Task goal:
Print the complete set of entries exactly.
------ Records for the task
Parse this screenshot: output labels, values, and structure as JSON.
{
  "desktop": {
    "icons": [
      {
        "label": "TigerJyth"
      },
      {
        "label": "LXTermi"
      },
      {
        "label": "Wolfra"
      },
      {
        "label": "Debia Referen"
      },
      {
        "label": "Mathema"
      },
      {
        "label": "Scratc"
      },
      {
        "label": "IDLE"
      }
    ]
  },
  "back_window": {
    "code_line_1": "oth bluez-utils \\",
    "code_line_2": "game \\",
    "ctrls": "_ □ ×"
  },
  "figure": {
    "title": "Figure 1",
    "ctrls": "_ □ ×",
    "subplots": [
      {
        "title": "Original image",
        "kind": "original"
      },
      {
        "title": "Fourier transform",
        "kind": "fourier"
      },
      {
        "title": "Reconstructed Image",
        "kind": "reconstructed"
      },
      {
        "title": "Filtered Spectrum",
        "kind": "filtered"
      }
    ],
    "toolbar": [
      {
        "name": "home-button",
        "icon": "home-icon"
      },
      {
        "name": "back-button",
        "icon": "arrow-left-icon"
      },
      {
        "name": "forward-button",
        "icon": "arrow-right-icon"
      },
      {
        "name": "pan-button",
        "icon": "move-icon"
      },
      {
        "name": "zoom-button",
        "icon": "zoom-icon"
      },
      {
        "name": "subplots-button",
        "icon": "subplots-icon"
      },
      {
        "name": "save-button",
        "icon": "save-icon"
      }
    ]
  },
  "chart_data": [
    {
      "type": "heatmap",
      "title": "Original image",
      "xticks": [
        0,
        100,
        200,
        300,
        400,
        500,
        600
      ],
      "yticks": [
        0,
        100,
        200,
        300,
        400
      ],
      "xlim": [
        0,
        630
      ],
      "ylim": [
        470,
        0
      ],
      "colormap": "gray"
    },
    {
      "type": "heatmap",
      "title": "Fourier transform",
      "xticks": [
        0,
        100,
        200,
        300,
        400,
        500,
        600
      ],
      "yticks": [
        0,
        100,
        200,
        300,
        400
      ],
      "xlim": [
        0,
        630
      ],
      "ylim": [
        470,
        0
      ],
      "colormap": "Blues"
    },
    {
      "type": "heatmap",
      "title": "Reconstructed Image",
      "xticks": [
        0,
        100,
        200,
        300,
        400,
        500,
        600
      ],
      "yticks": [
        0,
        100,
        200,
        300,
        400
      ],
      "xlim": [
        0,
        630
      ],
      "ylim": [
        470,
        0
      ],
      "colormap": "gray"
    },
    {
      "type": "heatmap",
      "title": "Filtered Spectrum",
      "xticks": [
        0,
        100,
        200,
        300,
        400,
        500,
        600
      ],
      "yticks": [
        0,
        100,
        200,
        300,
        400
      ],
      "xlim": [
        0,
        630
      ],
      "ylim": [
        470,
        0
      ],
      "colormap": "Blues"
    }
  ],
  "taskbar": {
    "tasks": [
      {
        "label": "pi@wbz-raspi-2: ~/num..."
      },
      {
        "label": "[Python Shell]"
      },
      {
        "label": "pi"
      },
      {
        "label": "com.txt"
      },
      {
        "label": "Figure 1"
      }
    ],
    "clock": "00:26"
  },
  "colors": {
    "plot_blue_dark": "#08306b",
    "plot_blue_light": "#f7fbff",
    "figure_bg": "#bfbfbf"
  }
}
------------
Reply to the task:
Parse this screenshot: output labels, values, and structure as JSON.
{
  "desktop": {
    "icons": [
      {
        "label": "TigerJyth"
      },
      {
        "label": "LXTermi"
      },
      {
        "label": "Wolfra"
      },
      {
        "label": "Debia Referen"
      },
      {
        "label": "Mathema"
      },
      {
        "label": "Scratc"
      },
      {
        "label": "IDLE"
      }
    ]
  },
  "back_window": {
    "code_line_1": "oth bluez-utils \\",
    "code_line_2": "game \\",
    "ctrls": "_ □ ×"
  },
  "figure": {
    "title": "Figure 1",
    "ctrls": "_ □ ×",
    "subplots": [
      {
        "title": "Original image",
        "kind": "original"
      },
      {
        "title": "Fourier transform",
        "kind": "fourier"
      },
      {
        "title": "Reconstructed Image",
        "kind": "reconstructed"
      },
      {
        "title": "Filtered Spectrum",
        "kind": "filtered"
      }
    ],
    "toolbar": [
      {
        "name": "home-button",
        "icon": "home-icon"
      },
      {
        "name": "back-button",
        "icon": "arrow-left-icon"
      },
      {
        "name": "forward-button",
        "icon": "arrow-right-icon"
      },
      {
        "name": "pan-button",
        "icon": "move-icon"
      },
      {
        "name": "zoom-button",
        "icon": "zoom-icon"
      },
      {
        "name": "subplots-button",
        "icon": "subplots-icon"
      },
      {
        "name": "save-button",
        "icon": "save-icon"
      }
    ]
  },
  "chart_data": [
    {
      "type": "heatmap",
      "title": "Original image",
      "xticks": [
        0,
        100,
        200,
        300,
        400,
        500,
        600
      ],
      "yticks": [
        0,
        100,
        200,
        300,
        400
      ],
      "xlim": [
        0,
        630
      ],
      "ylim": [
        470,
        0
      ],
      "colormap": "gray"
    },
    {
      "type": "heatmap",
      "title": "Fourier transform",
      "xticks": [
        0,
        100,
        200,
        300,
        400,
        500,
        600
      ],
      "yticks": [
        0,
        100,
        200,
        300,
        400
      ],
      "xlim": [
        0,
        630
      ],
      "ylim": [
        470,
        0
      ],
      "colormap": "Blues"
    },
    {
      "type": "heatmap",
      "title": "Reconstructed Image",
      "xticks": [
        0,
        100,
        200,
        300,
        400,
        500,
        600
      ],
      "yticks": [
        0,
        100,
        200,
        300,
        400
      ],
      "xlim": [
        0,
        630
      ],
      "ylim": [
        470,
        0
      ],
      "colormap": "gray"
    },
    {
      "type": "heatmap",
      "title": "Filtered Spectrum",
      "xticks": [
        0,
        100,
        200,
        300,
        400,
        500,
        600
      ],
      "yticks": [
        0,
        100,
        200,
        300,
        400
      ],
      "xlim": [
        0,
        630
      ],
      "ylim": [
        470,
        0
      ],
      "colormap": "Blues"
    }
  ],
  "taskbar": {
    "tasks": [
      {
        "label": "pi@wbz-raspi-2: ~/num..."
      },
      {
        "label": "[Python Shell]"
      },
      {
        "label": "pi"
      },
      {
        "label": "com.txt"
      },
      {
        "label": "Figure 1"
      }
    ],
    "clock": "00:26"
  },
  "colors": {
    "plot_blue_dark": "#08306b",
    "plot_blue_light": "#f7fbff",
    "figure_bg": "#bfbfbf"
  }
}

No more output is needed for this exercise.